**Texte affiché**:
———

À propos de l'étude

Ce texte de vulgarisation résume l’article de Kim Tremblay et Ève Pouliot, « L’implication des parents dans les pratiques dispensées en vertu de la LSJPA : le point de vue d’intervenants sociaux », publié en 2022 dans Sciences et actions sociales, n. 17.

 

  • Faits saillants

  • La Loi sur le système de justice pénale pour les adolescents (LSJPA) cherche à la fois à responsabiliser les jeunes par rapport au délit commis et à impliquer leurs parents dans le processus de réadaptation.
  • La façon d’impliquer les parents dans le cadre de la LSJPA, diffère en fonction de l’intervenant·e et de son mandat, de l’étape dans la démarche et du risque de récidive de l’adolescent·e.
  • La participation des parents dans les interventions mises en place en vertu de la LSJPA a des impacts positifs et réduit les risques de récidive de leur enfant.
  • Malgré ce que stipule la LSJPA, l’implication des parents n’est pas toujours possible. C’est le cas, par exemple, lorsqu’ils banalisent le délit commis par leur enfant ou encouragent ses comportements délinquants.

———

**Lignes de données**:

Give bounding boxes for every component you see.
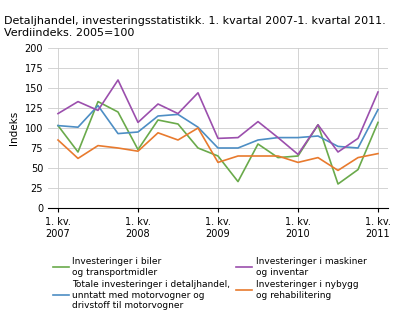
- Totale investeringer i detaljhandel,
unntatt med motorvogner og
drivstoff til motorvogner: [376, 108, 380, 111]
- Investeringer i maskiner
og inventar: [116, 78, 120, 82]
- Investeringer i biler
og transportmidler: [296, 154, 300, 158]
- Investeringer i biler
og transportmidler: [176, 122, 180, 126]
- Investeringer i biler
og transportmidler: [76, 150, 80, 154]
- Line: Totale investeringer i detaljhandel,
unntatt med motorvogner og
drivstoff til motorvogner: Totale investeringer i detaljhandel, unn…: [58, 106, 378, 148]
- Investeringer i maskiner
og inventar: [176, 112, 180, 116]
- Line: Investeringer i biler
og transportmidler: Investeringer i biler og transportmidler: [58, 101, 378, 184]
- Investeringer i biler
og transportmidler: [116, 110, 120, 114]
- Investeringer i maskiner
og inventar: [336, 150, 340, 154]
- Investeringer i maskiner
og inventar: [216, 136, 220, 140]
- Legend: Investeringer i biler
og transportmidler, Totale investeringer i detaljhandel,
u: Investeringer i biler og transportmidler…: [52, 257, 366, 310]
- Investeringer i maskiner
og inventar: [136, 120, 140, 124]
- Investeringer i nybygg
og rehabilitering: [56, 138, 60, 142]
- Investeringer i biler
og transportmidler: [356, 168, 360, 172]
- Investeringer i maskiner
og inventar: [156, 102, 160, 106]
- Investeringer i maskiner
og inventar: [96, 108, 100, 112]
- Investeringer i nybygg
og rehabilitering: [196, 126, 200, 130]
- Investeringer i biler
og transportmidler: [376, 120, 380, 124]
- Investeringer i maskiner
og inventar: [376, 90, 380, 94]
- Totale investeringer i detaljhandel,
unntatt med motorvogner og
drivstoff til motorvogner: [136, 130, 140, 134]
- Investeringer i biler
og transportmidler: [316, 123, 320, 127]
- Totale investeringer i detaljhandel,
unntatt med motorvogner og
drivstoff til motorvogner: [276, 136, 280, 140]
- Investeringer i nybygg
og rehabilitering: [116, 146, 120, 150]
- Totale investeringer i detaljhandel,
unntatt med motorvogner og
drivstoff til motorvogner: [76, 125, 80, 129]
- Investeringer i biler
og transportmidler: [136, 148, 140, 151]
- Y-axis label: Indeks: Indeks: [9, 111, 19, 145]
- Totale investeringer i detaljhandel,
unntatt med motorvogner og
drivstoff til motorvogner: [116, 132, 120, 136]
- Totale investeringer i detaljhandel,
unntatt med motorvogner og
drivstoff til motorvogner: [316, 134, 320, 138]
- Investeringer i maskiner
og inventar: [356, 136, 360, 140]
- Totale investeringer i detaljhandel,
unntatt med motorvogner og
drivstoff til motorvogner: [96, 104, 100, 108]
- Investeringer i nybygg
og rehabilitering: [336, 168, 340, 172]
- Investeringer i biler
og transportmidler: [236, 180, 240, 183]
- Totale investeringer i detaljhandel,
unntatt med motorvogner og
drivstoff til motorvogner: [356, 146, 360, 150]
- Text: Detaljhandel, investeringsstatistikk. 1. kvartal 2007-1. kvartal 2011.
Verdiinde: Detaljhandel, investeringsstatistikk. 1.…: [4, 16, 386, 38]
- Totale investeringer i detaljhandel,
unntatt med motorvogner og
drivstoff til motorvogner: [236, 146, 240, 150]
- Investeringer i nybygg
og rehabilitering: [376, 152, 380, 156]
- Totale investeringer i detaljhandel,
unntatt med motorvogner og
drivstoff til motorvogner: [196, 125, 200, 129]
- Totale investeringer i detaljhandel,
unntatt med motorvogner og
drivstoff til motorvogner: [256, 138, 260, 142]
- Line: Investeringer i nybygg
og rehabilitering: Investeringer i nybygg og rehabilitering: [58, 128, 378, 170]
- Investeringer i maskiner
og inventar: [256, 120, 260, 124]
- Investeringer i nybygg
og rehabilitering: [356, 156, 360, 159]
- Investeringer i biler
og transportmidler: [156, 118, 160, 122]
- Investeringer i maskiner
og inventar: [56, 112, 60, 116]
- Totale investeringer i detaljhandel,
unntatt med motorvogner og
drivstoff til motorvogner: [176, 112, 180, 116]
- Totale investeringer i detaljhandel,
unntatt med motorvogner og
drivstoff til motorvogner: [56, 124, 60, 127]
- Investeringer i maskiner
og inventar: [236, 136, 240, 140]
- Investeringer i nybygg
og rehabilitering: [296, 161, 300, 164]
- Investeringer i nybygg
og rehabilitering: [276, 154, 280, 158]
- Investeringer i biler
og transportmidler: [216, 154, 220, 158]
- Investeringer i nybygg
og rehabilitering: [156, 131, 160, 135]
- Investeringer i biler
og transportmidler: [336, 182, 340, 186]
- Investeringer i maskiner
og inventar: [76, 100, 80, 103]
- Investeringer i maskiner
og inventar: [276, 136, 280, 140]
- Investeringer i biler
og transportmidler: [276, 156, 280, 159]
- Investeringer i maskiner
og inventar: [196, 91, 200, 95]
- Investeringer i nybygg
og rehabilitering: [136, 149, 140, 153]
- Totale investeringer i detaljhandel,
unntatt med motorvogner og
drivstoff til motorvogner: [296, 136, 300, 140]
- Investeringer i nybygg
og rehabilitering: [216, 161, 220, 164]
- Line: Investeringer i maskiner
og inventar: Investeringer i maskiner og inventar: [58, 80, 378, 155]
- Totale investeringer i detaljhandel,
unntatt med motorvogner og
drivstoff til motorvogner: [336, 145, 340, 148]
- Totale investeringer i detaljhandel,
unntatt med motorvogner og
drivstoff til motorvogner: [156, 114, 160, 118]
- Investeringer i maskiner
og inventar: [316, 123, 320, 127]
- Investeringer i nybygg
og rehabilitering: [76, 156, 80, 160]
- Investeringer i maskiner
og inventar: [296, 153, 300, 156]
- Investeringer i nybygg
og rehabilitering: [96, 144, 100, 148]
- Investeringer i nybygg
og rehabilitering: [236, 154, 240, 158]
- Investeringer i nybygg
og rehabilitering: [256, 154, 260, 158]
- Totale investeringer i detaljhandel,
unntatt med motorvogner og
drivstoff til motorvogner: [216, 146, 220, 150]
- Investeringer i biler
og transportmidler: [56, 124, 60, 127]
- Investeringer i biler
og transportmidler: [256, 142, 260, 146]
- Investeringer i nybygg
og rehabilitering: [316, 156, 320, 159]
- Investeringer i biler
og transportmidler: [96, 100, 100, 103]
- Investeringer i nybygg
og rehabilitering: [176, 138, 180, 142]
- Investeringer i biler
og transportmidler: [196, 146, 200, 150]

———

**Tâche écrite 1**: Selon le texte sur la LSJPA, dans quelle revue et en quelle année l'article résumé a-t-il été publié ?
**Tâche écrite 2**:
Dites si chaque énoncé est en accord avec le texte sur la LSJPA. Répondez par oui ou non et citez les mots du texte qui tranchent.
(a) La LSJPA vise seulement à responsabiliser les jeunes, sans impliquer leurs parents.
(b) La participation des parents réduit les risques de récidive de leur enfant.
(c) L'implication des parents est toujours possible.
**Tâche écrite 3**: Continuez le texte sur la LSJPA après son dernier point.

**Réponse attendue 1**: Dans Sciences et actions sociales, n. 17, en 2022.

**Réponse attendue 2**:
(a) Non : « cherche à la fois à responsabiliser les jeunes par rapport au délit commis et à impliquer leurs parents dans le processus de réadaptation ».
(b) Oui : « réduit les risques de récidive de leur enfant ».
(c) Non : « l’implication des parents n’est pas toujours possible ».

**Réponse attendue 3**:
Frédéric, 14 ans, est arrêté parce qu’il a fait des graffitis sur les modules de jeux dans le parc près de chez lui. D’un commun accord avec Marc, son délégué à la jeunesse, il a été décidé qu’il effectuerait des travaux communautaires afin de réparer son geste. Carolanne, intervenante dans un organisme de justice alternative (OJA) communique avec Frédéric et le convoque à une première rencontre avec ses parents. Quel rôle ces derniers seront-ils appelés à jouer dans la réadaptation de Frédéric? À quel point Marc et Carolanne chercheront-ils à les impliquer dans l’intervention?

Kim Tremblay et Ève Pouliot de l’unité d’enseignement en travail social de l’Université du Québec à Chicoutimi s’intéressent au point de vue de 9 intervenant·e·s qui travaillent en contexte de délinquance juvénile, pour l’organisme communautaire Équijustice (OJA) ou un Centre intégré universitaire de santé et de services sociaux (CIUSSS). Leurs objectifs? Documenter les impacts de l’implication des parents dans les interventions réalisées dans le cadre de la Loi sur le système de justice pénale pour les adolescents (LSJPA), et identifier ce qui facilite ou nuit à leur implication. Les personnes questionnées se rejoignent sur un point : l’implication des parents est associée à un grand nombre d’avantages. 

La LSJPA, mais encore?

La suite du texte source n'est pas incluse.